[Entries from a dataset]

-- -- --

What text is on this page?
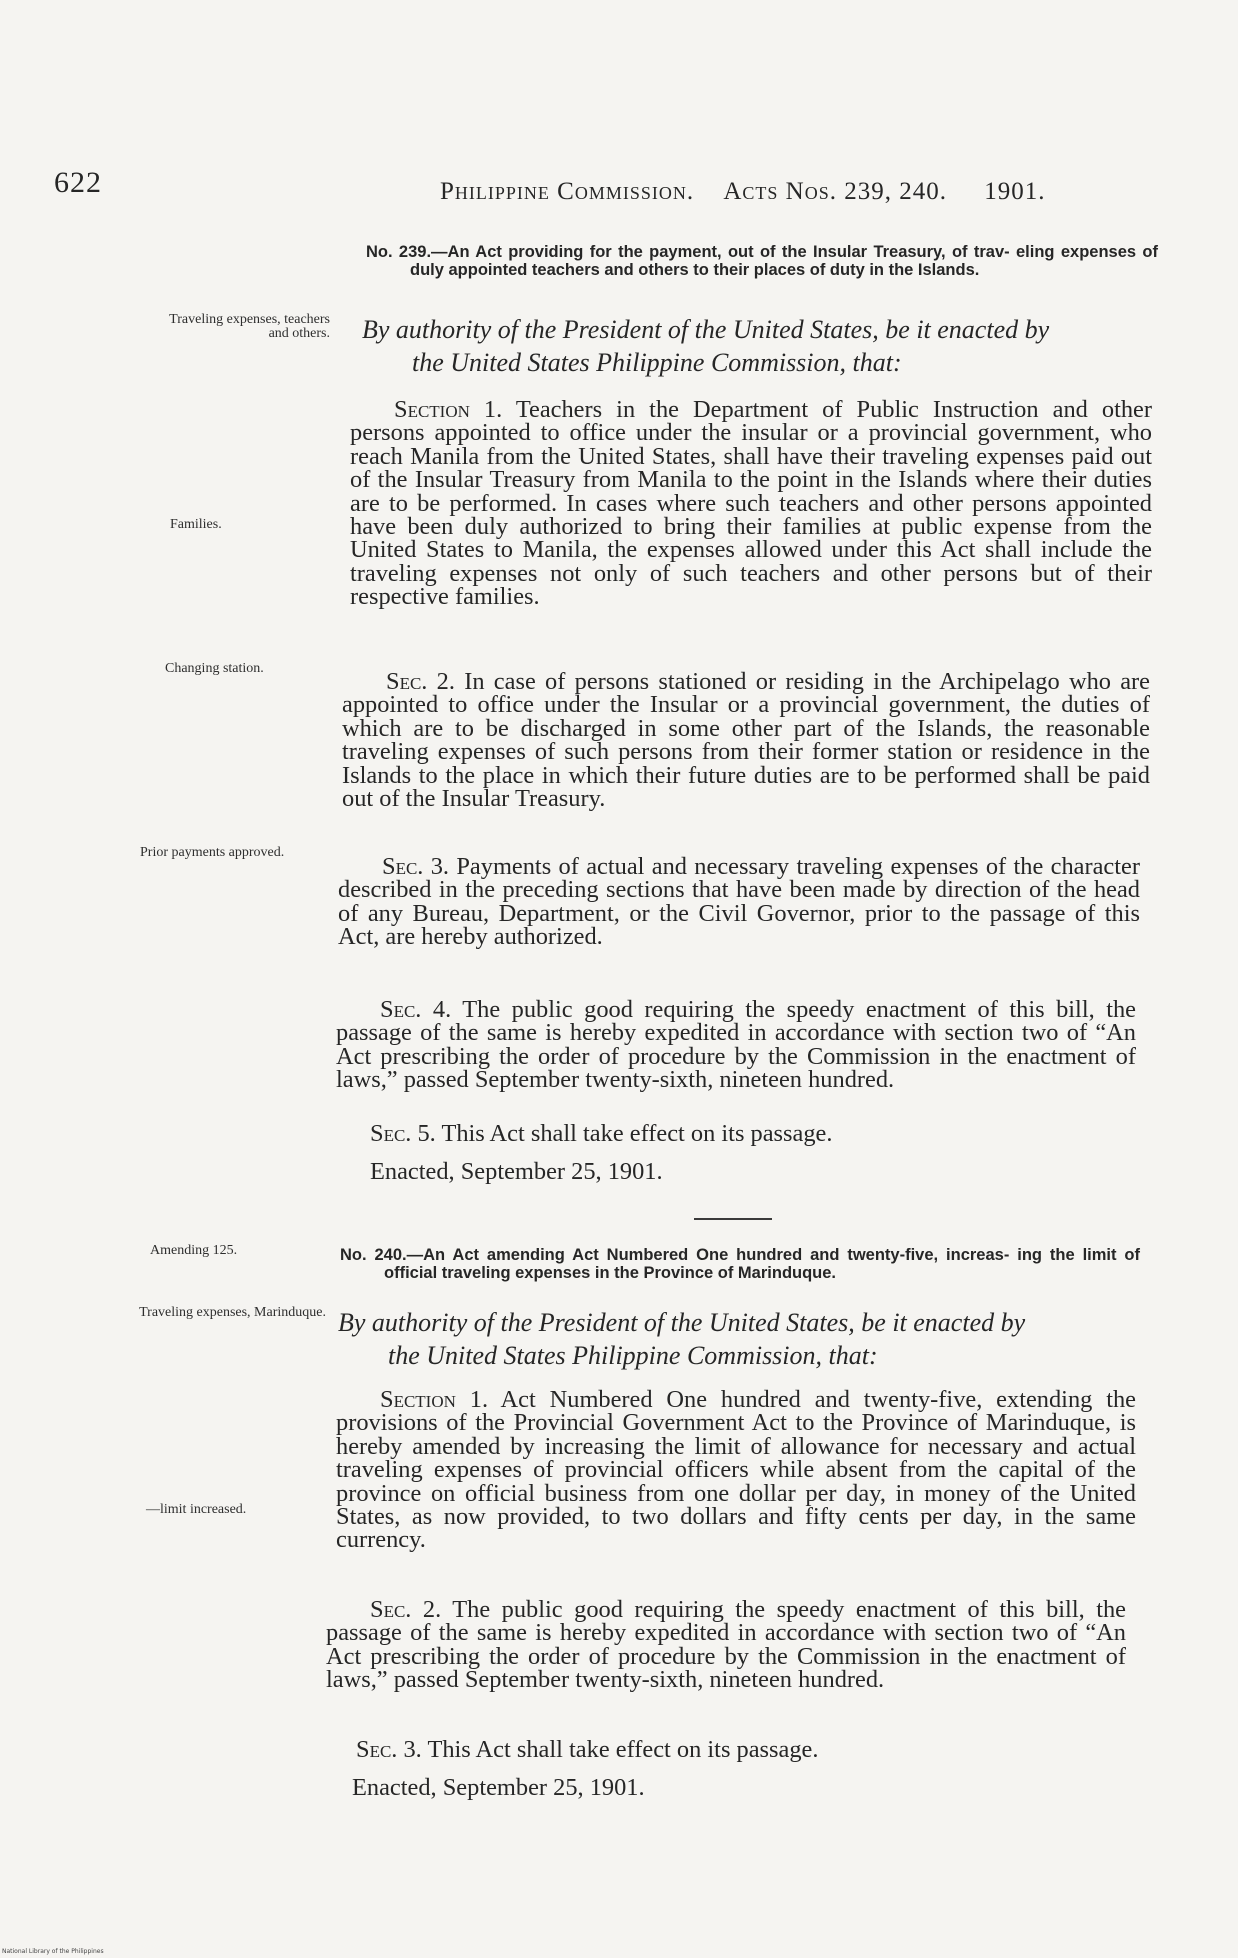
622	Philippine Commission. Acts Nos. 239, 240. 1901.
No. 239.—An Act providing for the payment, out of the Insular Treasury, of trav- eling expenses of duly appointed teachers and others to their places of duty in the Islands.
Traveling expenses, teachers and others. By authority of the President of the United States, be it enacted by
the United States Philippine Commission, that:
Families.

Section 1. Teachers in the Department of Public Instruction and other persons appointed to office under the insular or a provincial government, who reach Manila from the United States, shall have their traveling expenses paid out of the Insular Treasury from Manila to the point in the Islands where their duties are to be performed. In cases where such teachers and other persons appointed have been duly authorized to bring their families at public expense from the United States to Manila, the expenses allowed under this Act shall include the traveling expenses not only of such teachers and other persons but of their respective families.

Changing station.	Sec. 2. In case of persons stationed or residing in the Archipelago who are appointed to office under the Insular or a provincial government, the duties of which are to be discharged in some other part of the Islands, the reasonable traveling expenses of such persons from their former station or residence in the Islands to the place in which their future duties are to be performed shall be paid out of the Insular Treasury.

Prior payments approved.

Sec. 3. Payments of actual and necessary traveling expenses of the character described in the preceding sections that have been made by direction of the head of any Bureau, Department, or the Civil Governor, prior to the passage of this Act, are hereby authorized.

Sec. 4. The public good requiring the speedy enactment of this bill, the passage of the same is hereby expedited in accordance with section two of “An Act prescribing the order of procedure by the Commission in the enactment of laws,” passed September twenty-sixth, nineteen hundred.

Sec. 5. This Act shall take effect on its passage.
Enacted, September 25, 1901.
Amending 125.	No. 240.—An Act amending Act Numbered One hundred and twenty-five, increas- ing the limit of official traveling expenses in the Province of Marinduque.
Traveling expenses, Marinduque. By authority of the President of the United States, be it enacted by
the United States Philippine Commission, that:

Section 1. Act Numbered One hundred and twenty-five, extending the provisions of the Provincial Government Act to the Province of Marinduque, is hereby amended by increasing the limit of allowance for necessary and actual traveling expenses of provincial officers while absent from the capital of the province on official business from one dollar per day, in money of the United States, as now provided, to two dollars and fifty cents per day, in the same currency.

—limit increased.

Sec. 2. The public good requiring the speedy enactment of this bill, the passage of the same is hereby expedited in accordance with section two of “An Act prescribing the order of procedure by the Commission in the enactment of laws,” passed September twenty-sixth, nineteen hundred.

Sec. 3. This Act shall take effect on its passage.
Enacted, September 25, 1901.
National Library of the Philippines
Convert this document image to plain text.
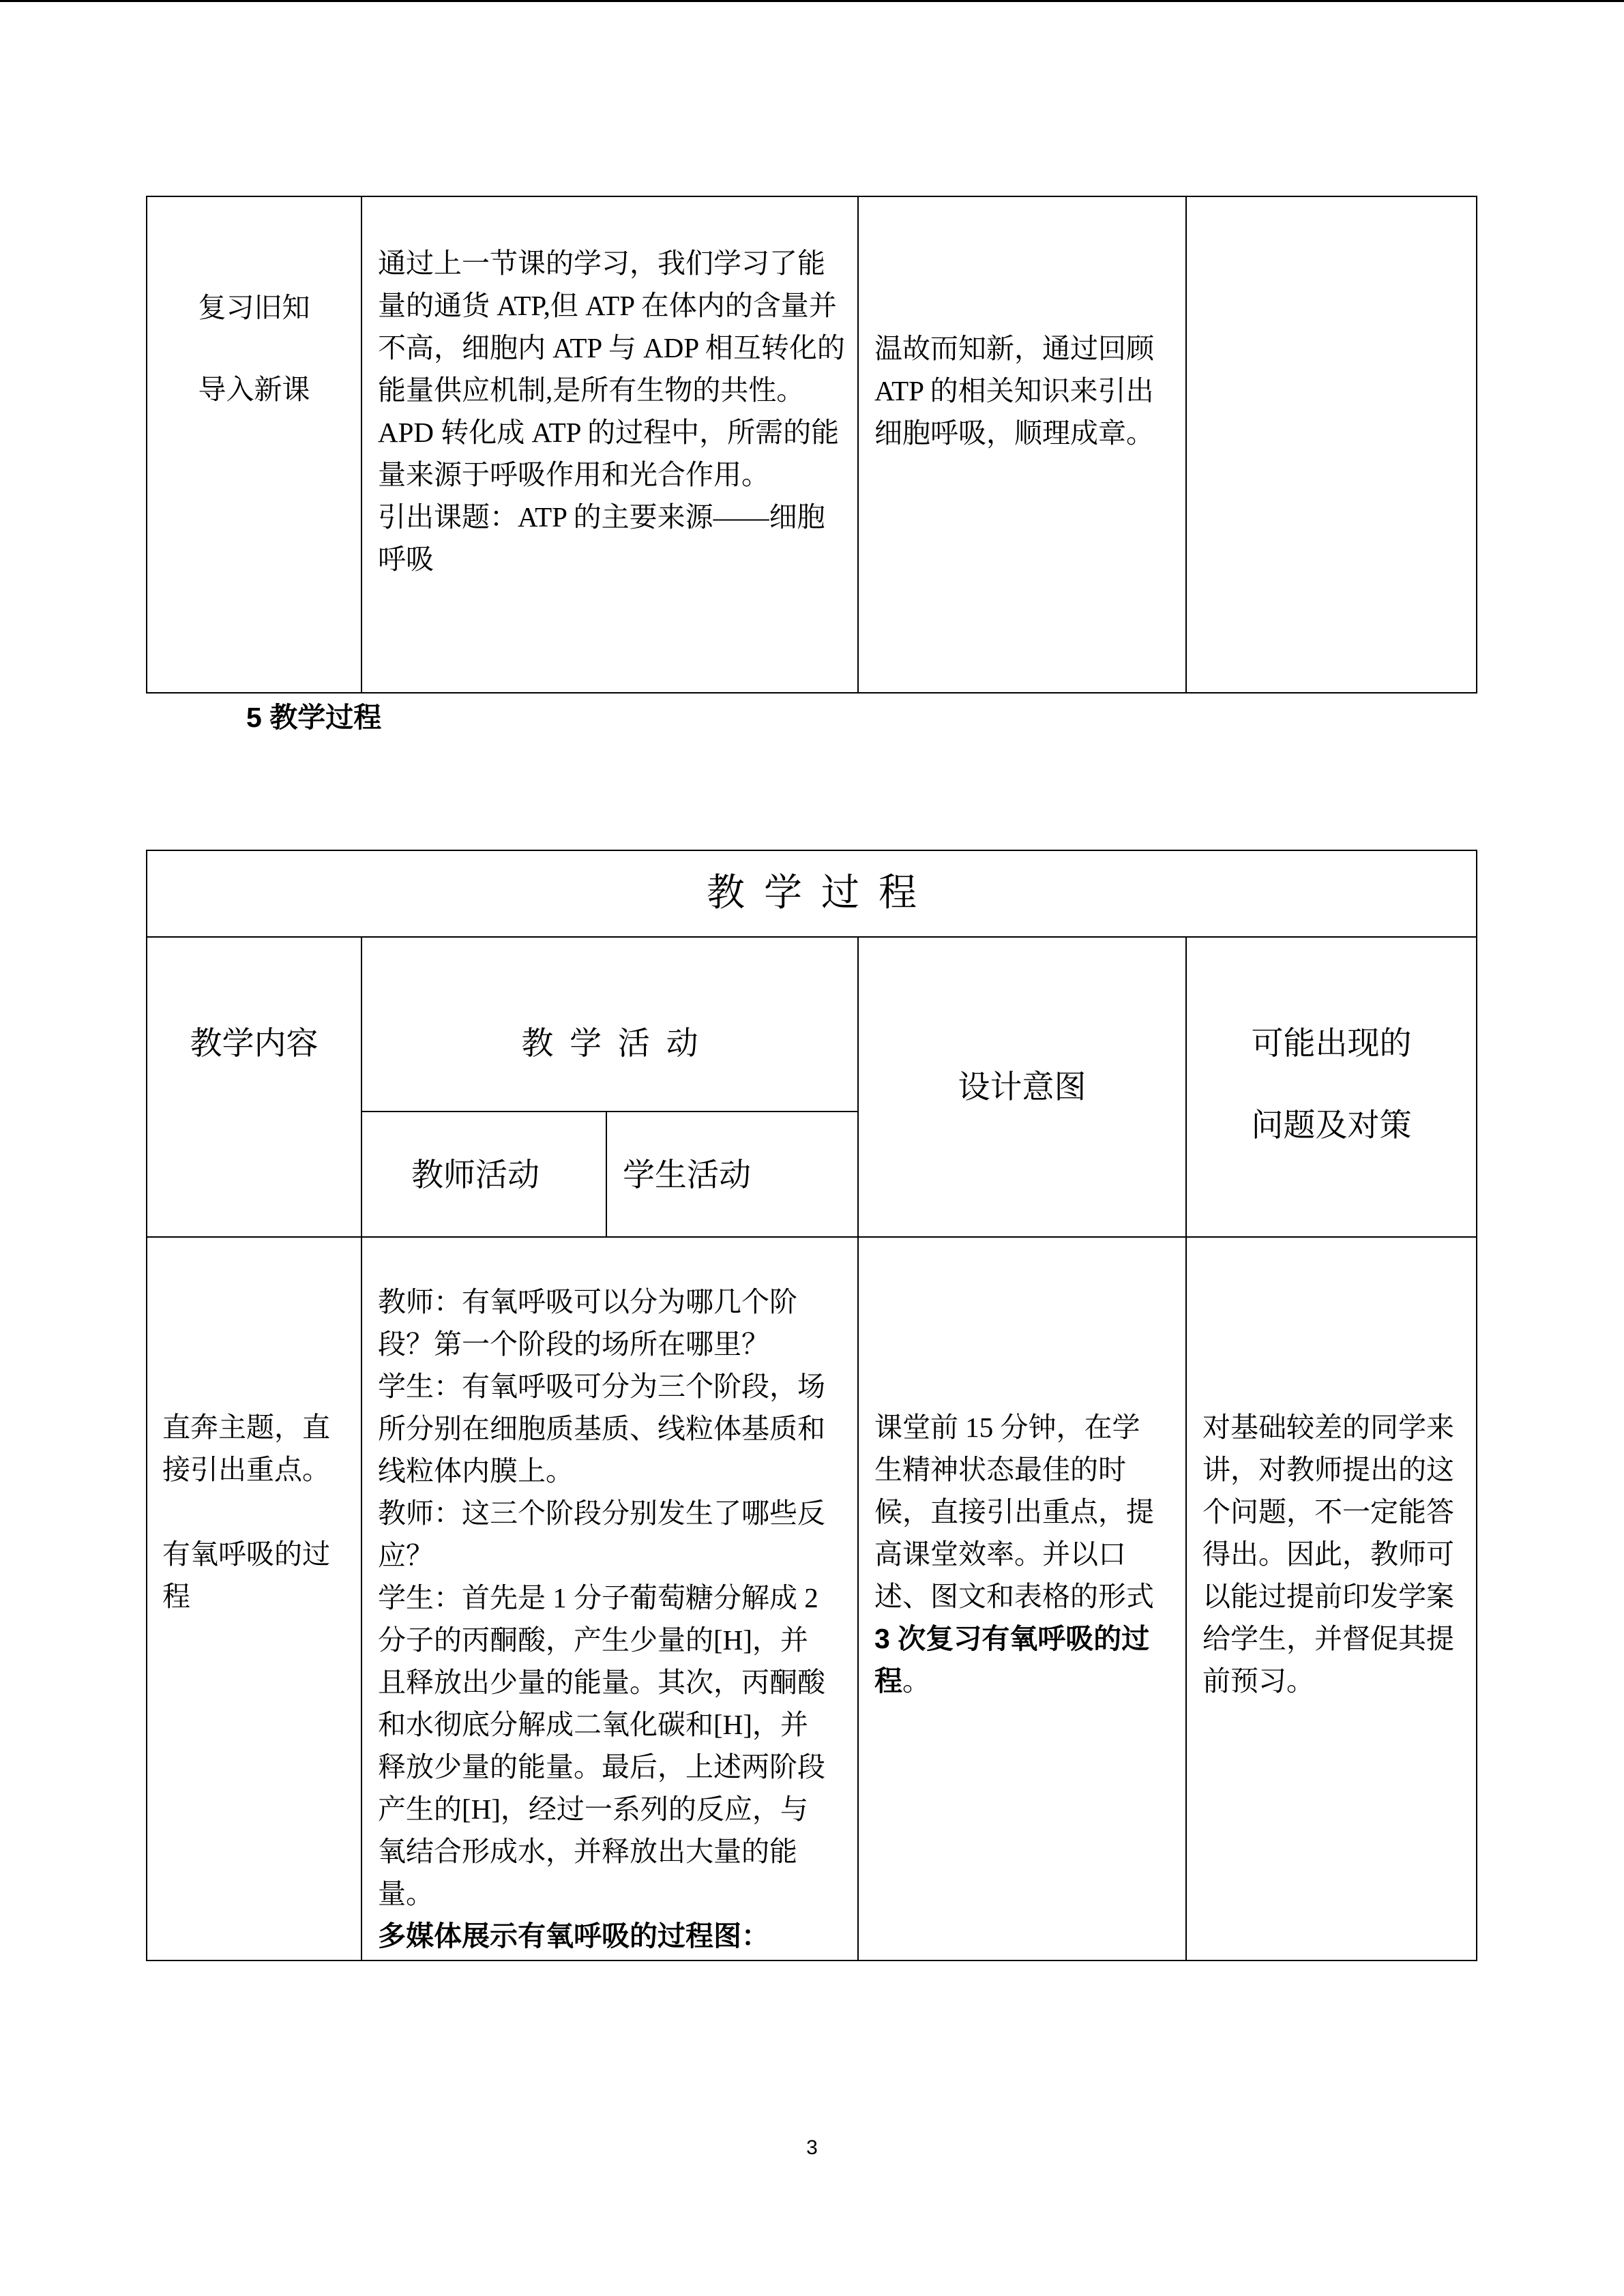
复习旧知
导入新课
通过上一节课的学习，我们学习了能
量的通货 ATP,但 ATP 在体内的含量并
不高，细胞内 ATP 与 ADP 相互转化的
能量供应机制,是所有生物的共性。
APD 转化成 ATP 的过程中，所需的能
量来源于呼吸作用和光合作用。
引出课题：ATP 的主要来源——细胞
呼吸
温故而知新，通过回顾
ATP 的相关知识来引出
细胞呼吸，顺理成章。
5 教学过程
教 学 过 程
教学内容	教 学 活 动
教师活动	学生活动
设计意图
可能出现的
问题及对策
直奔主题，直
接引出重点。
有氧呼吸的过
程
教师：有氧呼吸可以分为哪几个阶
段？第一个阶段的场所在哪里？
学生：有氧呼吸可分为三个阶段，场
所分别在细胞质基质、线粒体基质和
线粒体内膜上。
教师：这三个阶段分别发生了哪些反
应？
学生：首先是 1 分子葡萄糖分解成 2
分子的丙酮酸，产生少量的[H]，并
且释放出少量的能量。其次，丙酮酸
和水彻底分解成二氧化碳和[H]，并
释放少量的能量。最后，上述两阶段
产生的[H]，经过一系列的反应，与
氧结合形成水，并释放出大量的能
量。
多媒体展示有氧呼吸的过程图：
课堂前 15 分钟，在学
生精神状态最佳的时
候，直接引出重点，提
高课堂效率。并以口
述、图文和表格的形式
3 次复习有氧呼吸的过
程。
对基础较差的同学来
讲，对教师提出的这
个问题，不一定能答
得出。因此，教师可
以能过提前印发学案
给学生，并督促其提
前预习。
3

-- -- --

- _Aim of the task_
Copy each line in the data that holds the word "twenty".

- _The output_
Sec. 4. The public good requiring the speedy enactment of this bill, the passage of the same is hereby expedited in accordance with section two of “An Act prescribing the order of procedure by the Commission in the enactment of laws,” passed September twenty-sixth, nineteen hundred.
Amending 125.	No. 240.—An Act amending Act Numbered One hundred and twenty-five, increas- ing the limit of official traveling expenses in the Province of Marinduque.
Section 1. Act Numbered One hundred and twenty-five, extending the provisions of the Provincial Government Act to the Province of Marinduque, is hereby amended by increasing the limit of allowance for necessary and actual traveling expenses of provincial officers while absent from the capital of the province on official business from one dollar per day, in money of the United States, as now provided, to two dollars and fifty cents per day, in the same currency.
Sec. 2. The public good requiring the speedy enactment of this bill, the passage of the same is hereby expedited in accordance with section two of “An Act prescribing the order of procedure by the Commission in the enactment of laws,” passed September twenty-sixth, nineteen hundred.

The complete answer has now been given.